Extracted records:
══════

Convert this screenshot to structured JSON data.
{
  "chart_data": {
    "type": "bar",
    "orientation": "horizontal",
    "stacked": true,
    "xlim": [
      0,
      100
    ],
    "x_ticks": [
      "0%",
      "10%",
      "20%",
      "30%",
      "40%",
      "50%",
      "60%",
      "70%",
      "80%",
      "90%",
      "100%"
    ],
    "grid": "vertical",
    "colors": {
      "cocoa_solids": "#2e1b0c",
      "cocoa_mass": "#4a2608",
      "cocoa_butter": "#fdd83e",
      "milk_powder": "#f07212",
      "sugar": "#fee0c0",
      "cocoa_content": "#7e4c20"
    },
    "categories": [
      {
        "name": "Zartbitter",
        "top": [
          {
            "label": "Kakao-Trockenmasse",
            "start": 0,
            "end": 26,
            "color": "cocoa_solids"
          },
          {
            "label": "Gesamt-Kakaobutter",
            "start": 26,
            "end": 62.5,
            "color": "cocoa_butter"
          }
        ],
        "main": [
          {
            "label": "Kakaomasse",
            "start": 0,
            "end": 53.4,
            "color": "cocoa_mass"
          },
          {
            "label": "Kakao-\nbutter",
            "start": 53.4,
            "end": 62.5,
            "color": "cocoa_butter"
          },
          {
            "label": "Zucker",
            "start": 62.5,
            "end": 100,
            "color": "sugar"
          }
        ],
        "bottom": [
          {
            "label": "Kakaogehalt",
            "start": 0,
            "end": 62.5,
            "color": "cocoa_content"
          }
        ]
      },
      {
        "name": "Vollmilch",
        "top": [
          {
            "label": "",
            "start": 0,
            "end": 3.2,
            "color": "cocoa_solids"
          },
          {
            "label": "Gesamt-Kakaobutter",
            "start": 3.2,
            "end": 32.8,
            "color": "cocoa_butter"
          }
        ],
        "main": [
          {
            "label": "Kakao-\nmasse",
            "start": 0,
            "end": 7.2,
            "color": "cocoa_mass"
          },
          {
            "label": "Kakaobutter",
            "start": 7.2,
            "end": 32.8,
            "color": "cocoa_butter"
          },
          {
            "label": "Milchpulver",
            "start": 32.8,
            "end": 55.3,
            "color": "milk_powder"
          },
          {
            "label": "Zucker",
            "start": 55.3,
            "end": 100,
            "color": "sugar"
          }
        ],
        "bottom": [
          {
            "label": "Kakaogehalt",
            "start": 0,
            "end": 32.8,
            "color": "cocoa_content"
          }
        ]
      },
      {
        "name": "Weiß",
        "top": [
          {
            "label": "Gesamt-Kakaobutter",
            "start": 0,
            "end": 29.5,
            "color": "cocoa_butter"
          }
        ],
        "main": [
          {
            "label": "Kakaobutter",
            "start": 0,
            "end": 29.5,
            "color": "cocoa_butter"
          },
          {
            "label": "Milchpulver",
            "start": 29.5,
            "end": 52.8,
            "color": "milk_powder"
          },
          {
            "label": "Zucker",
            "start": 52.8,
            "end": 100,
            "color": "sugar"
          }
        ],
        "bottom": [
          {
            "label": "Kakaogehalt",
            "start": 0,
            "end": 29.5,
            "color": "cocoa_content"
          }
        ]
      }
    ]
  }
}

══════

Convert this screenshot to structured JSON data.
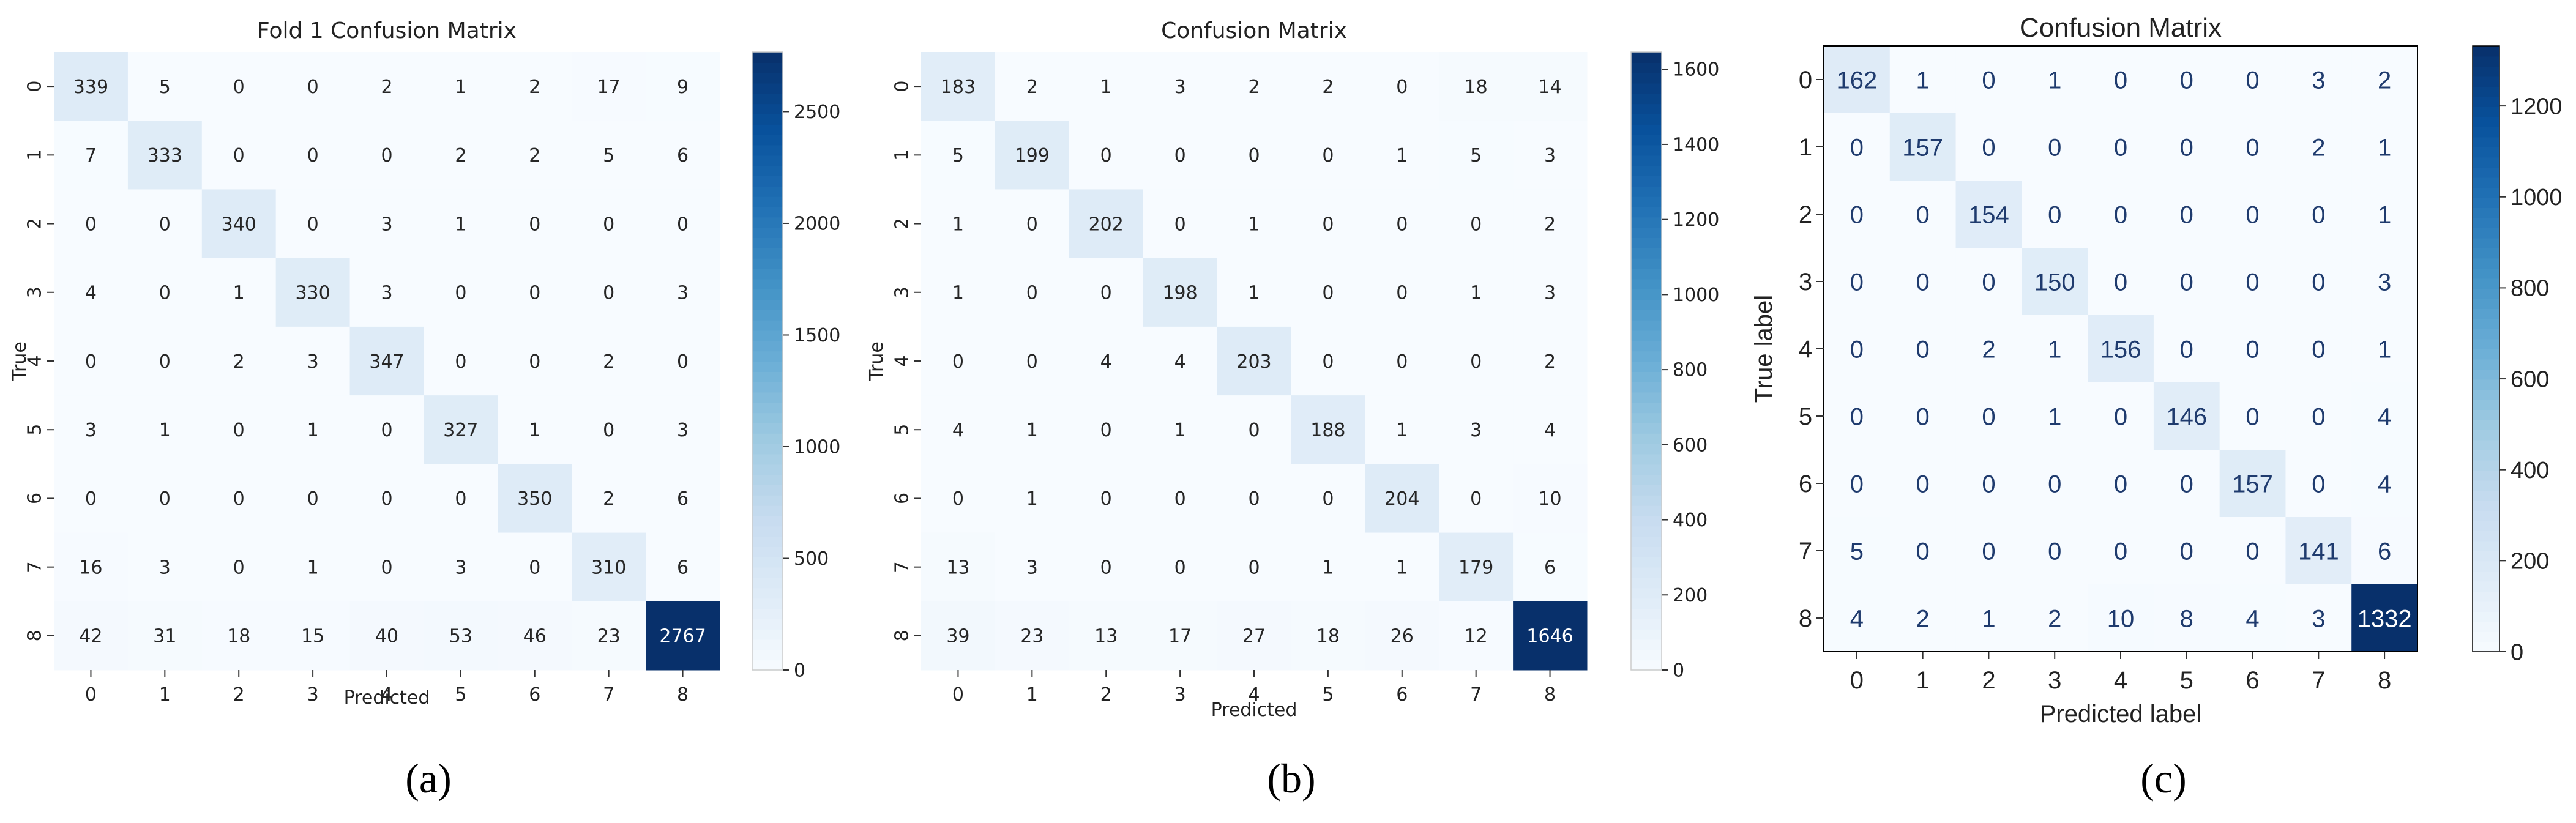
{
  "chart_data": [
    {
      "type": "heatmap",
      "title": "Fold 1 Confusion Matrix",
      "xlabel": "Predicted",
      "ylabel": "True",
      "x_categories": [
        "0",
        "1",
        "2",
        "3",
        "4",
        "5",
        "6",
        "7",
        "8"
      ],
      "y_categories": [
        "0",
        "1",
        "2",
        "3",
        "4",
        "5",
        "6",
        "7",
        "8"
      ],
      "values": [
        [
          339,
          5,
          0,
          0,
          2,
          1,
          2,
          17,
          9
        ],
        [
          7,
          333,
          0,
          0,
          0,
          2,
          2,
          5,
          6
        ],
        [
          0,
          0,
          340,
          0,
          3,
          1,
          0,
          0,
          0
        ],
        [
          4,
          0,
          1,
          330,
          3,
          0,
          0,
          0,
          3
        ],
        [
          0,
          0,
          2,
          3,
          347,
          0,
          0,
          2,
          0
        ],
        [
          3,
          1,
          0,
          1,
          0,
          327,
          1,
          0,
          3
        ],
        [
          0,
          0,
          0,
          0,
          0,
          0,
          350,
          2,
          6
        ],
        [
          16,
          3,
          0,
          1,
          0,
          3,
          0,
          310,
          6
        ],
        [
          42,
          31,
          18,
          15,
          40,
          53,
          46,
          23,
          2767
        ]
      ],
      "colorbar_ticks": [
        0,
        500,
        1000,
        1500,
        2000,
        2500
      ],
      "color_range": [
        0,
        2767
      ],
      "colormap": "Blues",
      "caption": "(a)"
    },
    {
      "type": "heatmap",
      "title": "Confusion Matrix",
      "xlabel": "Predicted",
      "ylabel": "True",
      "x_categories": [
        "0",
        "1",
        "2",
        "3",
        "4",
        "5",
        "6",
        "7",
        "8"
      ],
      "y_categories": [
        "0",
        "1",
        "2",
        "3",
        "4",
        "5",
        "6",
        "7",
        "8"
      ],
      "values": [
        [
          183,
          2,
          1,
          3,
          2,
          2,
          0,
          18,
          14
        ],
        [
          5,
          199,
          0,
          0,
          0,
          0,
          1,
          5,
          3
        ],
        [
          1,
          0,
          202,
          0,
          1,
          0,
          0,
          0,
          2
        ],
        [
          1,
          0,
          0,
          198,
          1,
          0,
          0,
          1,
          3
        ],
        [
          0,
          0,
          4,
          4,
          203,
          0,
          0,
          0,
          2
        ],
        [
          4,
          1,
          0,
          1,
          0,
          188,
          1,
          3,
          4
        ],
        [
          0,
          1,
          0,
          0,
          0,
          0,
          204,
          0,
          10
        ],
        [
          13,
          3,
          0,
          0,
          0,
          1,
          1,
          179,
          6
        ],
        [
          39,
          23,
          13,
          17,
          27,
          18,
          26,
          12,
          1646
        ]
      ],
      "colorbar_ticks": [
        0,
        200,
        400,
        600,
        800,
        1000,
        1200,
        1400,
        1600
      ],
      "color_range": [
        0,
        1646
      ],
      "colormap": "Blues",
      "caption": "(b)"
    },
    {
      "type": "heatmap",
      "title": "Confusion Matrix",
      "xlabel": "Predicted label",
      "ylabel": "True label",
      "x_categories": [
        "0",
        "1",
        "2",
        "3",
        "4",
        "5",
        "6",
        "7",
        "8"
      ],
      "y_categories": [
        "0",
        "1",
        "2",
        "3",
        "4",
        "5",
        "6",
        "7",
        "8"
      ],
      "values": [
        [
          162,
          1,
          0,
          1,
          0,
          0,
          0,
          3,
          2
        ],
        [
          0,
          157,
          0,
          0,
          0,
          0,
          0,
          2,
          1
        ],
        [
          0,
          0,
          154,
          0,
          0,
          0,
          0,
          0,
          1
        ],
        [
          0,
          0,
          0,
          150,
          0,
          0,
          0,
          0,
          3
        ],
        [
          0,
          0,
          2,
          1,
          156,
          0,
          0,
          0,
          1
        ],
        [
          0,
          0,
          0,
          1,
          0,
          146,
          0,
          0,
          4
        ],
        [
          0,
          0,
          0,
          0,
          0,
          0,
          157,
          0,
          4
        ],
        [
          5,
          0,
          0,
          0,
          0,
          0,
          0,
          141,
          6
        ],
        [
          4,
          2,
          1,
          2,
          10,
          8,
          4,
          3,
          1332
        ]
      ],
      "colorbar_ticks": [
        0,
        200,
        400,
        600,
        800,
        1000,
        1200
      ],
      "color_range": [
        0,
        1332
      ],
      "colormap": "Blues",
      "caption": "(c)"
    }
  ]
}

══════

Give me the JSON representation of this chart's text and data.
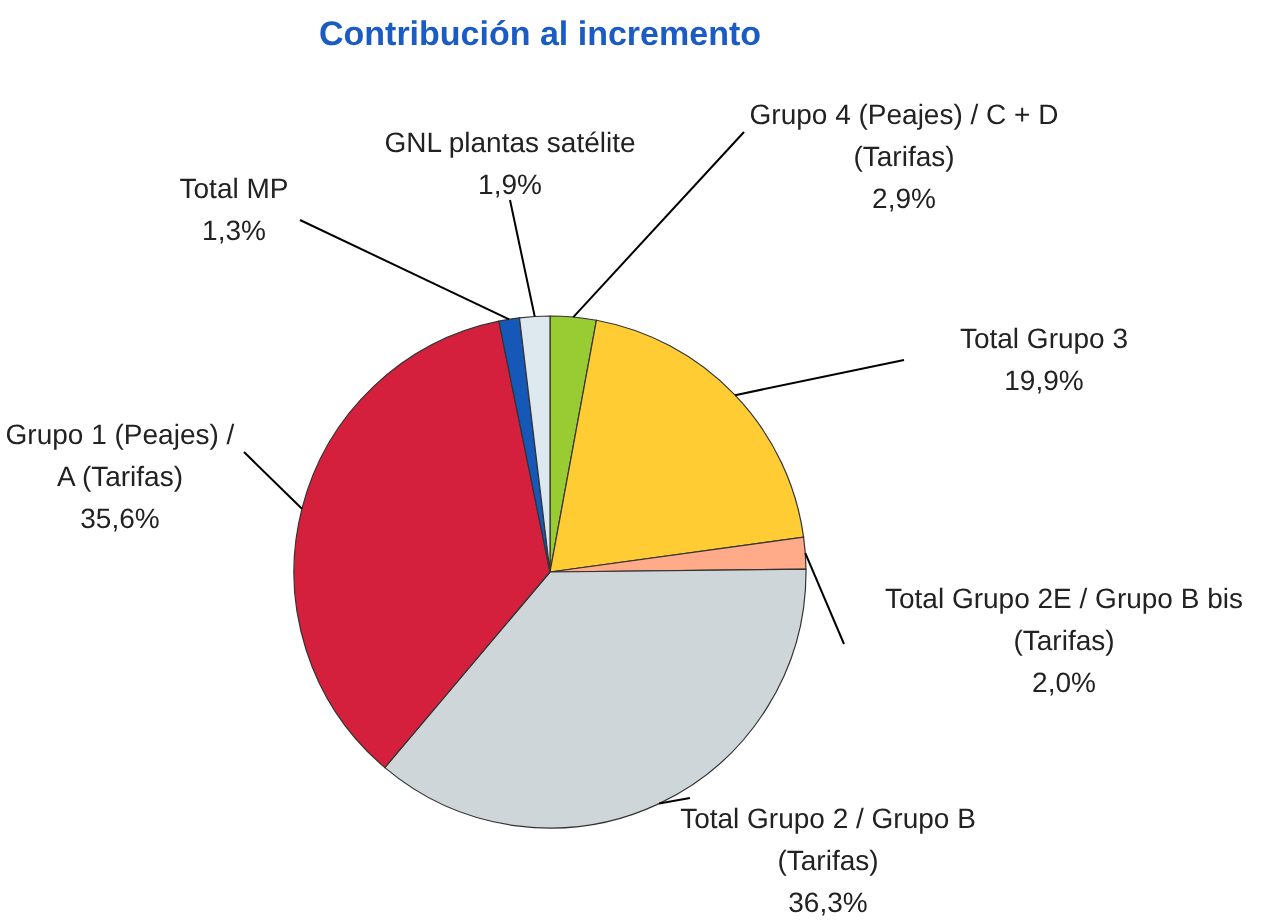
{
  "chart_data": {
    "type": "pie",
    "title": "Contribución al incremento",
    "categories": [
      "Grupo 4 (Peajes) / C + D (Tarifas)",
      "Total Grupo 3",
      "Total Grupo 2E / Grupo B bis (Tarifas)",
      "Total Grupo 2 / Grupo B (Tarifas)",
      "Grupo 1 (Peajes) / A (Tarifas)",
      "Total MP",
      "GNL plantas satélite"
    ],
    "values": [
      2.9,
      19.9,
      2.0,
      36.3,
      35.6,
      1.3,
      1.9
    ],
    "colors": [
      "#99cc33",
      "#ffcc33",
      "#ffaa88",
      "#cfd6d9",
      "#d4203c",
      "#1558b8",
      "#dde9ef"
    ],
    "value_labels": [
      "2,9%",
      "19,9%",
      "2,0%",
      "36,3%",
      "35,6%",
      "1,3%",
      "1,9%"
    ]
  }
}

══════

Required work:
Across the entries, how many lines hold the word "Grupo"? Say only the number.

Written solution:
5